## WHAT IS REQUIRED
Only lines holding the string "into" are wanted; copy each one from the material.

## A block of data
•••

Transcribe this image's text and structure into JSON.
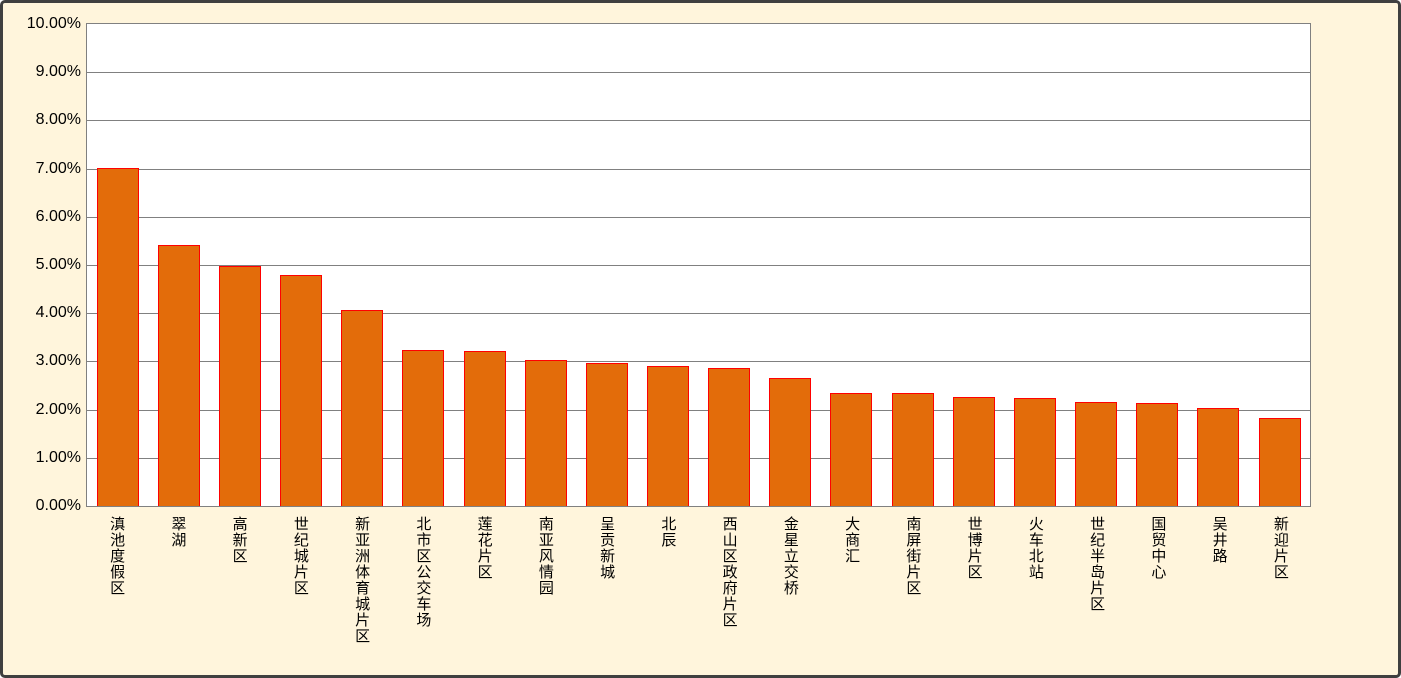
{
  "chart_data": {
    "type": "bar",
    "title": "",
    "xlabel": "",
    "ylabel": "",
    "ylim": [
      0,
      10
    ],
    "grid": true,
    "legend": false,
    "value_format": "percent",
    "categories": [
      "滇池度假区",
      "翠湖",
      "高新区",
      "世纪城片区",
      "新亚洲体育城片区",
      "北市区公交车场",
      "莲花片区",
      "南亚风情园",
      "呈贡新城",
      "北辰",
      "西山区政府片区",
      "金星立交桥",
      "大商汇",
      "南屏街片区",
      "世博片区",
      "火车北站",
      "世纪半岛片区",
      "国贸中心",
      "吴井路",
      "新迎片区"
    ],
    "values": [
      7.0,
      5.4,
      4.95,
      4.77,
      4.05,
      3.22,
      3.2,
      3.0,
      2.95,
      2.88,
      2.85,
      2.64,
      2.33,
      2.33,
      2.24,
      2.21,
      2.13,
      2.12,
      2.02,
      1.8
    ],
    "y_ticks": [
      "10.00%",
      "9.00%",
      "8.00%",
      "7.00%",
      "6.00%",
      "5.00%",
      "4.00%",
      "3.00%",
      "2.00%",
      "1.00%",
      "0.00%"
    ]
  },
  "style": {
    "bar_fill": "#E36C0A",
    "bar_border": "#FF0000",
    "chart_background": "#FFF5DC",
    "plot_background": "#FFFFFF",
    "gridline_color": "#808080",
    "frame_border": "#3F3F3F",
    "text_color": "#000000"
  }
}
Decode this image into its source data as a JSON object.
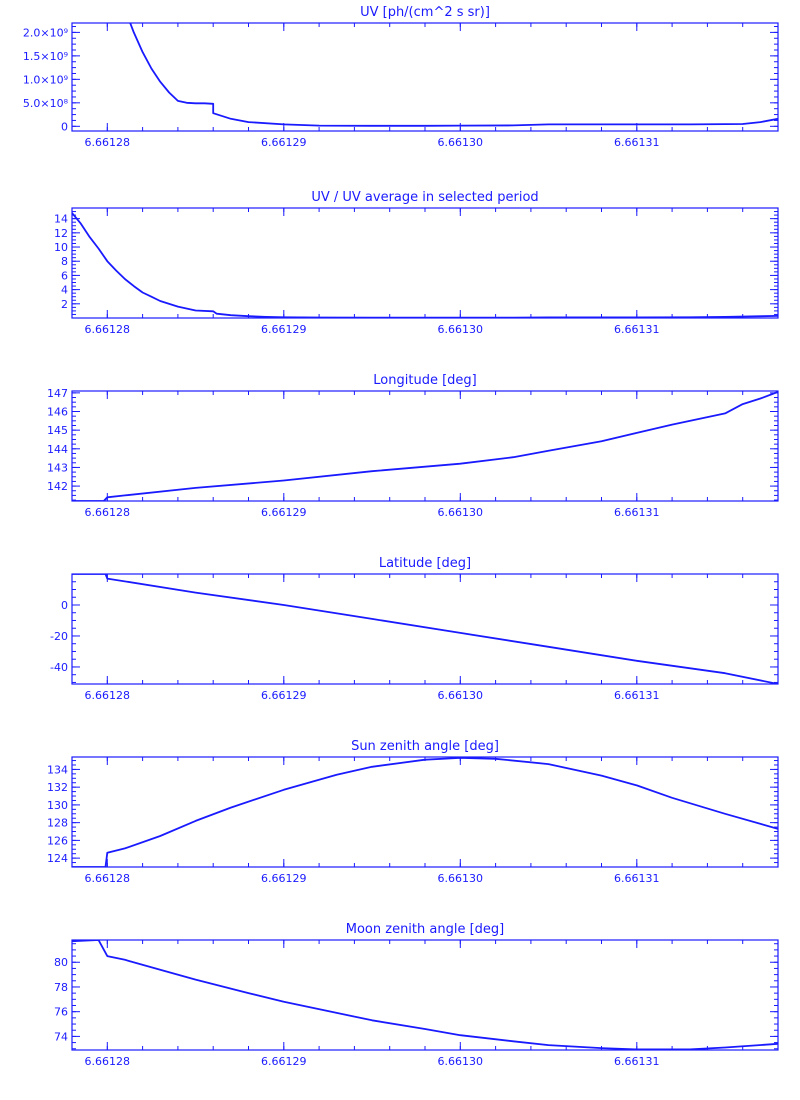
{
  "theme": {
    "color": "#1a1aff",
    "background": "#ffffff"
  },
  "chart_data": [
    {
      "type": "line",
      "title": "UV [ph/(cm^2 s sr)]",
      "xlabel": "",
      "ylabel": "",
      "xlim": [
        6.661278,
        6.661318
      ],
      "xticks": [
        6.66128,
        6.66129,
        6.6613,
        6.66131
      ],
      "xtick_labels": [
        "6.66128",
        "6.66129",
        "6.66130",
        "6.66131"
      ],
      "ylim": [
        -100000000,
        2200000000
      ],
      "yticks": [
        0,
        500000000,
        1000000000,
        1500000000,
        2000000000
      ],
      "ytick_labels": [
        "0",
        "5.0×10⁸",
        "1.0×10⁹",
        "1.5×10⁹",
        "2.0×10⁹"
      ],
      "grid": false,
      "legend": false,
      "series": [
        {
          "x": [
            6.6612813,
            6.6612815,
            6.661282,
            6.6612825,
            6.661283,
            6.6612835,
            6.661284,
            6.6612845,
            6.661285,
            6.6612855,
            6.661286,
            6.661286,
            6.661287,
            6.661288,
            6.66129,
            6.661292,
            6.661295,
            6.661298,
            6.6613,
            6.661303,
            6.661305,
            6.661308,
            6.66131,
            6.661313,
            6.661316,
            6.661317,
            6.661318
          ],
          "y": [
            2200000000,
            2000000000,
            1580000000,
            1230000000,
            950000000,
            720000000,
            540000000,
            500000000,
            490000000,
            490000000,
            480000000,
            280000000,
            160000000,
            90000000,
            40000000,
            15000000,
            10000000,
            10000000,
            15000000,
            20000000,
            40000000,
            40000000,
            40000000,
            40000000,
            50000000,
            90000000,
            160000000
          ]
        }
      ]
    },
    {
      "type": "line",
      "title": "UV / UV average in selected period",
      "xlabel": "",
      "ylabel": "",
      "xlim": [
        6.661278,
        6.661318
      ],
      "xticks": [
        6.66128,
        6.66129,
        6.6613,
        6.66131
      ],
      "xtick_labels": [
        "6.66128",
        "6.66129",
        "6.66130",
        "6.66131"
      ],
      "ylim": [
        0,
        15.5
      ],
      "yticks": [
        2,
        4,
        6,
        8,
        10,
        12,
        14
      ],
      "ytick_labels": [
        "2",
        "4",
        "6",
        "8",
        "10",
        "12",
        "14"
      ],
      "grid": false,
      "legend": false,
      "series": [
        {
          "x": [
            6.661278,
            6.6612785,
            6.661279,
            6.6612795,
            6.66128,
            6.6612805,
            6.661281,
            6.6612815,
            6.661282,
            6.6612825,
            6.661283,
            6.661284,
            6.661285,
            6.661286,
            6.6612862,
            6.661287,
            6.661288,
            6.661289,
            6.66129,
            6.661292,
            6.661295,
            6.661298,
            6.6613,
            6.661303,
            6.661305,
            6.661308,
            6.66131,
            6.661313,
            6.661315,
            6.661318
          ],
          "y": [
            14.8,
            13.3,
            11.4,
            9.8,
            8.0,
            6.7,
            5.5,
            4.5,
            3.6,
            3.0,
            2.4,
            1.6,
            1.05,
            0.95,
            0.6,
            0.4,
            0.25,
            0.15,
            0.1,
            0.07,
            0.06,
            0.05,
            0.05,
            0.06,
            0.08,
            0.08,
            0.08,
            0.1,
            0.15,
            0.3
          ]
        }
      ]
    },
    {
      "type": "line",
      "title": "Longitude [deg]",
      "xlabel": "",
      "ylabel": "",
      "xlim": [
        6.661278,
        6.661318
      ],
      "xticks": [
        6.66128,
        6.66129,
        6.6613,
        6.66131
      ],
      "xtick_labels": [
        "6.66128",
        "6.66129",
        "6.66130",
        "6.66131"
      ],
      "ylim": [
        141.2,
        147.1
      ],
      "yticks": [
        142,
        143,
        144,
        145,
        146,
        147
      ],
      "ytick_labels": [
        "142",
        "143",
        "144",
        "145",
        "146",
        "147"
      ],
      "grid": false,
      "legend": false,
      "series": [
        {
          "x": [
            6.661278,
            6.6612798,
            6.66128,
            6.661281,
            6.661285,
            6.66129,
            6.661295,
            6.6613,
            6.661303,
            6.661305,
            6.661308,
            6.66131,
            6.661312,
            6.661315,
            6.661316,
            6.661317,
            6.661318
          ],
          "y": [
            141.2,
            141.2,
            141.4,
            141.5,
            141.9,
            142.3,
            142.8,
            143.2,
            143.55,
            143.9,
            144.4,
            144.85,
            145.3,
            145.9,
            146.4,
            146.7,
            147.05
          ]
        }
      ]
    },
    {
      "type": "line",
      "title": "Latitude [deg]",
      "xlabel": "",
      "ylabel": "",
      "xlim": [
        6.661278,
        6.661318
      ],
      "xticks": [
        6.66128,
        6.66129,
        6.6613,
        6.66131
      ],
      "xtick_labels": [
        "6.66128",
        "6.66129",
        "6.66130",
        "6.66131"
      ],
      "ylim": [
        -51,
        20
      ],
      "yticks": [
        -40,
        -20,
        0
      ],
      "ytick_labels": [
        "-40",
        "-20",
        "0"
      ],
      "grid": false,
      "legend": false,
      "series": [
        {
          "x": [
            6.661278,
            6.6612799,
            6.66128,
            6.661285,
            6.66129,
            6.661295,
            6.6613,
            6.661305,
            6.66131,
            6.661315,
            6.661318
          ],
          "y": [
            20,
            20,
            17,
            8,
            0,
            -9,
            -18,
            -27,
            -36,
            -44,
            -51
          ]
        }
      ]
    },
    {
      "type": "line",
      "title": "Sun zenith angle [deg]",
      "xlabel": "",
      "ylabel": "",
      "xlim": [
        6.661278,
        6.661318
      ],
      "xticks": [
        6.66128,
        6.66129,
        6.6613,
        6.66131
      ],
      "xtick_labels": [
        "6.66128",
        "6.66129",
        "6.66130",
        "6.66131"
      ],
      "ylim": [
        123,
        135.4
      ],
      "yticks": [
        124,
        126,
        128,
        130,
        132,
        134
      ],
      "ytick_labels": [
        "124",
        "126",
        "128",
        "130",
        "132",
        "134"
      ],
      "grid": false,
      "legend": false,
      "series": [
        {
          "x": [
            6.661278,
            6.6612799,
            6.66128,
            6.661281,
            6.661283,
            6.661285,
            6.661287,
            6.66129,
            6.661293,
            6.661295,
            6.661298,
            6.6613,
            6.661302,
            6.661305,
            6.661308,
            6.66131,
            6.661312,
            6.661315,
            6.661318
          ],
          "y": [
            123,
            123,
            124.6,
            125.1,
            126.5,
            128.2,
            129.7,
            131.7,
            133.4,
            134.3,
            135.1,
            135.3,
            135.2,
            134.6,
            133.3,
            132.2,
            130.8,
            129.0,
            127.3
          ]
        }
      ]
    },
    {
      "type": "line",
      "title": "Moon zenith angle [deg]",
      "xlabel": "",
      "ylabel": "",
      "xlim": [
        6.661278,
        6.661318
      ],
      "xticks": [
        6.66128,
        6.66129,
        6.6613,
        6.66131
      ],
      "xtick_labels": [
        "6.66128",
        "6.66129",
        "6.66130",
        "6.66131"
      ],
      "ylim": [
        72.9,
        81.8
      ],
      "yticks": [
        74,
        76,
        78,
        80
      ],
      "ytick_labels": [
        "74",
        "76",
        "78",
        "80"
      ],
      "grid": false,
      "legend": false,
      "series": [
        {
          "x": [
            6.661278,
            6.6612795,
            6.66128,
            6.661281,
            6.661283,
            6.661285,
            6.661288,
            6.66129,
            6.661293,
            6.661295,
            6.661298,
            6.6613,
            6.661303,
            6.661305,
            6.661308,
            6.66131,
            6.661313,
            6.661315,
            6.661318
          ],
          "y": [
            81.7,
            81.8,
            80.5,
            80.2,
            79.4,
            78.6,
            77.5,
            76.8,
            75.9,
            75.3,
            74.6,
            74.1,
            73.6,
            73.3,
            73.05,
            72.95,
            72.95,
            73.1,
            73.4
          ]
        }
      ]
    }
  ]
}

•••

## FINISHED TASK
Transcribe this image's text and structure into JSON.
Decode this image into its source data as a JSON object.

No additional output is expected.